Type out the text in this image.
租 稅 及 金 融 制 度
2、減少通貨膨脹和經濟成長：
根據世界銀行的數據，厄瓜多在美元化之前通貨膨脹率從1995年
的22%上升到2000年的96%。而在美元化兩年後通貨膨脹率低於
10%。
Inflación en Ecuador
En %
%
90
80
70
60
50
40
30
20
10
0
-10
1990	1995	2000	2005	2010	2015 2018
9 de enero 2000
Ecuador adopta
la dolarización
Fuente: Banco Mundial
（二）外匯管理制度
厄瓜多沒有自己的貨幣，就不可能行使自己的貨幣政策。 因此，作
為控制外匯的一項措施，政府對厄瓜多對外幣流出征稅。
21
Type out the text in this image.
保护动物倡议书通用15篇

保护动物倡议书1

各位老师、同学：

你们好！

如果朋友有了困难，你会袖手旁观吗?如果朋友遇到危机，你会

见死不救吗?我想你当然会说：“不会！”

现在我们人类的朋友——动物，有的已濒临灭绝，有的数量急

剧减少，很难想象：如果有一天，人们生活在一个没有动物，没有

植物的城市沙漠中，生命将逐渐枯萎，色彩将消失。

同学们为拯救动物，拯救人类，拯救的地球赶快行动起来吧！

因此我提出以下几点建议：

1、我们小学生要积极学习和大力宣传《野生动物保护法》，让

________________

→ **Your instructions**:
Pick out the lines above that hold the string "Ecuador" and show them.

→ **The solution**:
Inflación en Ecuador
Ecuador adopta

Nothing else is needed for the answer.